▸ **ITEMS**
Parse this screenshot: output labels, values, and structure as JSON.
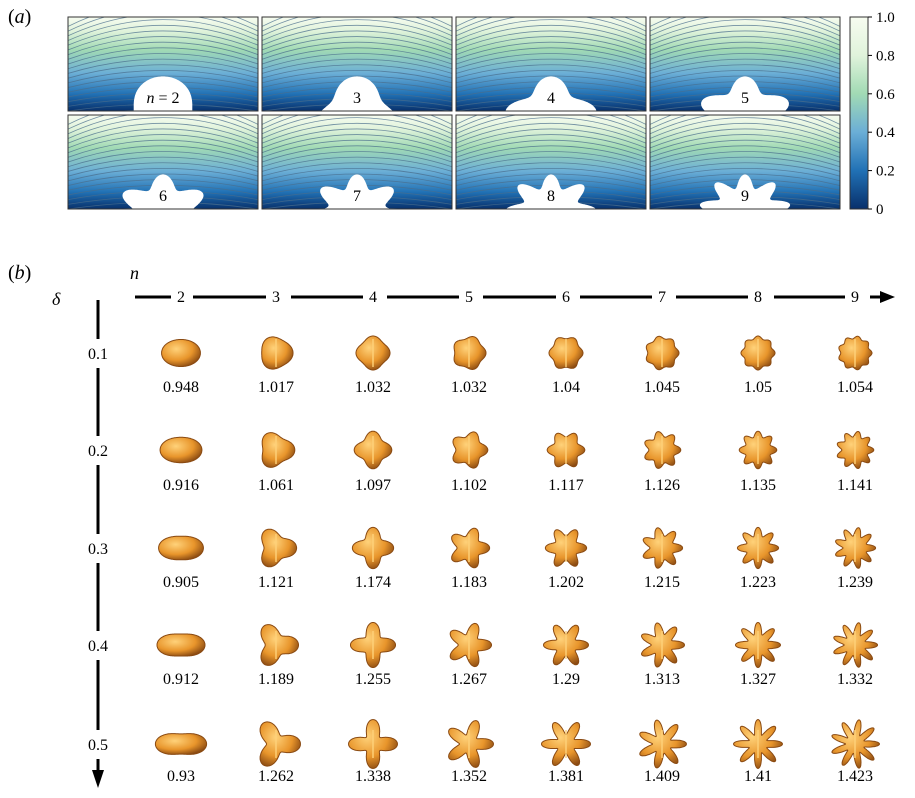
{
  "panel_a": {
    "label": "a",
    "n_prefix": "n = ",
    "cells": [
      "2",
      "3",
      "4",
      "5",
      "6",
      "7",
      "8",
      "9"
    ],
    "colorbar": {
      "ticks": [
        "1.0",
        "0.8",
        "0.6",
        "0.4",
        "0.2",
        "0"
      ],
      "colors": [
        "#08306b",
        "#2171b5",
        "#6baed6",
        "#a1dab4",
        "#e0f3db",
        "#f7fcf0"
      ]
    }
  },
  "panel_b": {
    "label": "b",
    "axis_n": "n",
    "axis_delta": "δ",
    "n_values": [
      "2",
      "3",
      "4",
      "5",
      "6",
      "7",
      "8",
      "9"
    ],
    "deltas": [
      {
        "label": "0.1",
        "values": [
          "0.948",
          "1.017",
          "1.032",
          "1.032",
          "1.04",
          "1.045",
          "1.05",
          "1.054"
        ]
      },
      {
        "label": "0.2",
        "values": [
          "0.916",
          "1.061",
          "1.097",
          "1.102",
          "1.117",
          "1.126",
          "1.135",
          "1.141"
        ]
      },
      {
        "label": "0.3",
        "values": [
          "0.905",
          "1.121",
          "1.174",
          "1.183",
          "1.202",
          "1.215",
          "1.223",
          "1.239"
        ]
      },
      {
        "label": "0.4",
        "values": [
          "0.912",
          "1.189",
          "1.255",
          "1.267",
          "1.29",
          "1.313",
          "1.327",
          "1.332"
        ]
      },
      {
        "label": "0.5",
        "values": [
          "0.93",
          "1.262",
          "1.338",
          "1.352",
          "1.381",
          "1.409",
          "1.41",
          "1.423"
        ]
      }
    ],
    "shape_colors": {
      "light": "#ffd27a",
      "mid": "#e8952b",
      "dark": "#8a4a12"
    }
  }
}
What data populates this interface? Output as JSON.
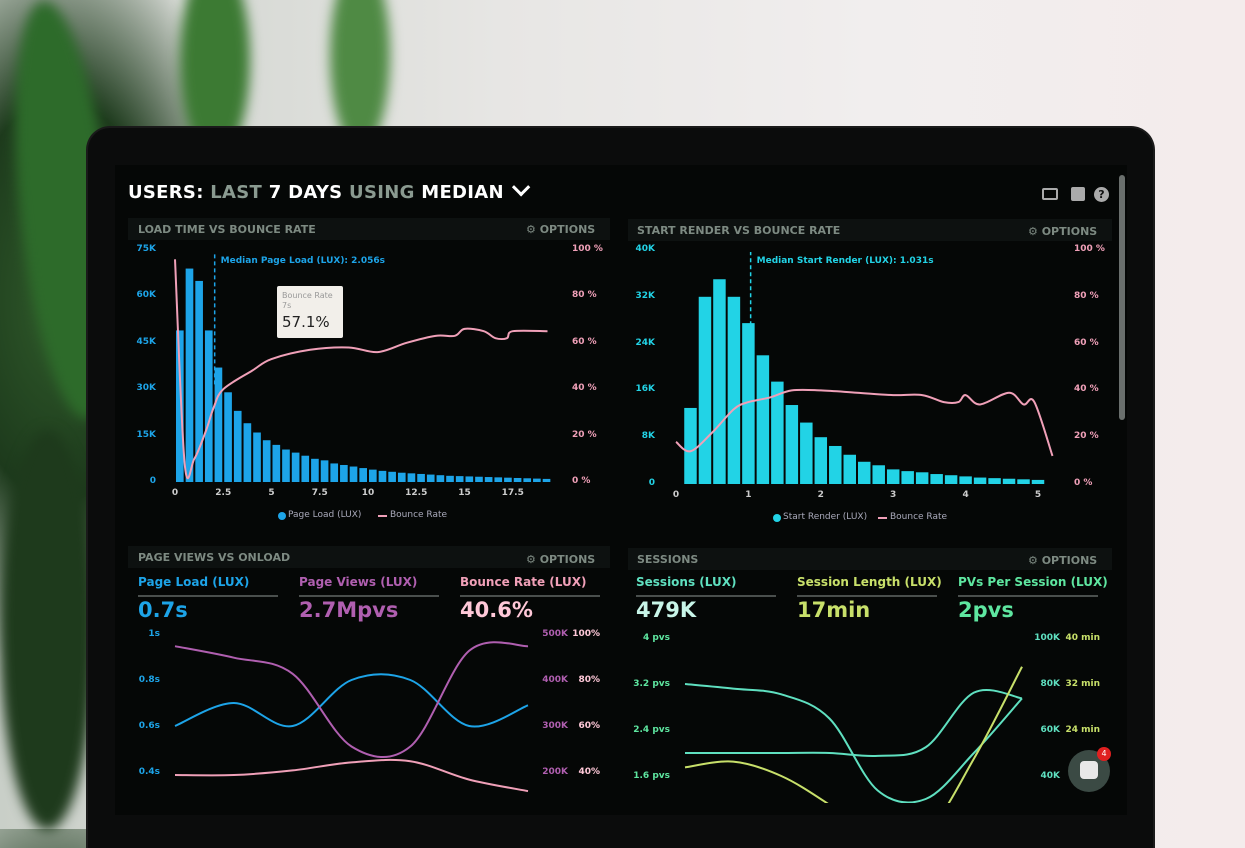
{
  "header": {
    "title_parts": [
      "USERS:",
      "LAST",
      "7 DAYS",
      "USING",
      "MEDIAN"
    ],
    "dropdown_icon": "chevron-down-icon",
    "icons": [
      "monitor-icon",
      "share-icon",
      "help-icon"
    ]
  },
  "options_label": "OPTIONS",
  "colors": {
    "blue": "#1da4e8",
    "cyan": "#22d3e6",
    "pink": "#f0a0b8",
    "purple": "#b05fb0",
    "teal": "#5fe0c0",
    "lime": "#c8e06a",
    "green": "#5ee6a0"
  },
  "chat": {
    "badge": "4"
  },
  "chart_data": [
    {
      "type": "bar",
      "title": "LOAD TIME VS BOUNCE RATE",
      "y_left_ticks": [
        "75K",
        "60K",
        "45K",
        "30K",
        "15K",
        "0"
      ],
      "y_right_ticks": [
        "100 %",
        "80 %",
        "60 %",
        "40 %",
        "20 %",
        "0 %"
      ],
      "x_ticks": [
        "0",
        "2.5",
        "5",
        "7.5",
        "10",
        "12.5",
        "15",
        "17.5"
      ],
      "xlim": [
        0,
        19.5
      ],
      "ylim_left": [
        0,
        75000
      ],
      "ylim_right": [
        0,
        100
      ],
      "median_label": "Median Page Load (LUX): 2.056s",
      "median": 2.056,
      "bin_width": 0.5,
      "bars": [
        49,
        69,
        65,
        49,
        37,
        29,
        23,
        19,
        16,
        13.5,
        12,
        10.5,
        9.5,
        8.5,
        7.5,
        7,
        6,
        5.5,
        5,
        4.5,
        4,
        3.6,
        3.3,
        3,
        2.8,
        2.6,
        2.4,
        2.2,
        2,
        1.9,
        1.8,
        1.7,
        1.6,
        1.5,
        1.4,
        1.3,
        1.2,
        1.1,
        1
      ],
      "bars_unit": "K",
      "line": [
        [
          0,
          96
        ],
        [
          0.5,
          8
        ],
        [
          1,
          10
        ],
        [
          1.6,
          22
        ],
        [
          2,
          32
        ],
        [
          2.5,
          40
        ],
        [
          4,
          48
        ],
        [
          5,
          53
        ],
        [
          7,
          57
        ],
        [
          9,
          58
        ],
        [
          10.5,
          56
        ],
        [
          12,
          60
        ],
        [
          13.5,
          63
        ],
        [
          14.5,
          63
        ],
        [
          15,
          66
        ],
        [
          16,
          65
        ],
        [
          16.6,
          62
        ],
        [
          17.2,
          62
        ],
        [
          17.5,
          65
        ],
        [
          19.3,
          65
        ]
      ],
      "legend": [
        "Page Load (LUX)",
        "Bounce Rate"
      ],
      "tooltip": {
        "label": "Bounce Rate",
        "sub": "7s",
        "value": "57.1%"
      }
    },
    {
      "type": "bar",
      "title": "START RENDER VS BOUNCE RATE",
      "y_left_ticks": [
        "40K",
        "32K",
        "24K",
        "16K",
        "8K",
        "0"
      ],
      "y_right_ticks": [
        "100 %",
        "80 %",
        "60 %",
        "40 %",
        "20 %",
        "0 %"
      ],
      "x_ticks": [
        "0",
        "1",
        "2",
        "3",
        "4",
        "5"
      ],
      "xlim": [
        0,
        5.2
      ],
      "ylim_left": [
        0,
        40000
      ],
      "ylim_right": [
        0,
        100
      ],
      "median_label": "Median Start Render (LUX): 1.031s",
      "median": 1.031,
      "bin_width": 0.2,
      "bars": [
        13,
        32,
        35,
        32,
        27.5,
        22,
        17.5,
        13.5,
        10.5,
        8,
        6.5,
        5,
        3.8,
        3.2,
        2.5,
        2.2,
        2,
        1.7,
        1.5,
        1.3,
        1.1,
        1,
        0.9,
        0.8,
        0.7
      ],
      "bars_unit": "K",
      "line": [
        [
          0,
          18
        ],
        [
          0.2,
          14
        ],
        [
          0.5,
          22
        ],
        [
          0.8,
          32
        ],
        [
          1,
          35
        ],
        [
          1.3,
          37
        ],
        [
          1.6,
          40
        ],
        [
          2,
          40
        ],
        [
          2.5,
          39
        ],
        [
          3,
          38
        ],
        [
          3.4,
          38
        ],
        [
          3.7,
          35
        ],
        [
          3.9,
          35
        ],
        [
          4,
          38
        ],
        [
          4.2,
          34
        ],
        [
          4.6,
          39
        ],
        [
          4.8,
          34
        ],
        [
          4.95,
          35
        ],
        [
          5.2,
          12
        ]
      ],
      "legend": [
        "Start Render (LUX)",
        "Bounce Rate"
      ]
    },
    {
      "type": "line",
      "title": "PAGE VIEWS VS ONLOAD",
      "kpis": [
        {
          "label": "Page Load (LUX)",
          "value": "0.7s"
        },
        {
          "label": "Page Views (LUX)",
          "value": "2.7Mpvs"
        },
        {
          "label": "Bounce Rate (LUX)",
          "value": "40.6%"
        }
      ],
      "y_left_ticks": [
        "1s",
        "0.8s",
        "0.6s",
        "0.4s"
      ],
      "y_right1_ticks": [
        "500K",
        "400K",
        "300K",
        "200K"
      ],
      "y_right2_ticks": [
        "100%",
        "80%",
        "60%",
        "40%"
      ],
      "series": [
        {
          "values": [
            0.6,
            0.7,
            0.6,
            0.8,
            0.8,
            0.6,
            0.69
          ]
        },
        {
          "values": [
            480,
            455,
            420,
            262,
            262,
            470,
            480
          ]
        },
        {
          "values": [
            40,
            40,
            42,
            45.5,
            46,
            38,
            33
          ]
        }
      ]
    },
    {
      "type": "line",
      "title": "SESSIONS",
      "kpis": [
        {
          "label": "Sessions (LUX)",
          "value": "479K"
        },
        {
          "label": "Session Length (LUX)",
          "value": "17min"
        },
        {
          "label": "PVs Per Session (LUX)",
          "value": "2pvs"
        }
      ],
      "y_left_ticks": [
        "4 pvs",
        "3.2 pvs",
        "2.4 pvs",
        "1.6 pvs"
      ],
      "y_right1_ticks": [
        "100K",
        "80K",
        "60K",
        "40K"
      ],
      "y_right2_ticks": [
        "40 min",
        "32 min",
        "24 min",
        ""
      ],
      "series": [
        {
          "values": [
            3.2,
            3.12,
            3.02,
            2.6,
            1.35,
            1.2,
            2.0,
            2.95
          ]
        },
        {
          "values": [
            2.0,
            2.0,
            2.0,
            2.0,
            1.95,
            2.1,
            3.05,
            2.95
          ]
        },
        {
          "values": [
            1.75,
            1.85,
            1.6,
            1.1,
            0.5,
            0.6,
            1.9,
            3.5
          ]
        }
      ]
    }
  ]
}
...
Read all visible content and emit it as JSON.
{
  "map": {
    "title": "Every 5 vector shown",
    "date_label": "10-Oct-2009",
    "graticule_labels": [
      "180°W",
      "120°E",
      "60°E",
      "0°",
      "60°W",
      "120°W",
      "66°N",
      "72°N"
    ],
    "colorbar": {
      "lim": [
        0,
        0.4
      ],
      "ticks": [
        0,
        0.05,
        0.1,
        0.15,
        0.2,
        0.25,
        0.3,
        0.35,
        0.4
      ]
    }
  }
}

▸ **REQUIREMENTS**
What is the number of lines above that contain "this"? Answer with that number only.

▸ **RESULT BELOW**
2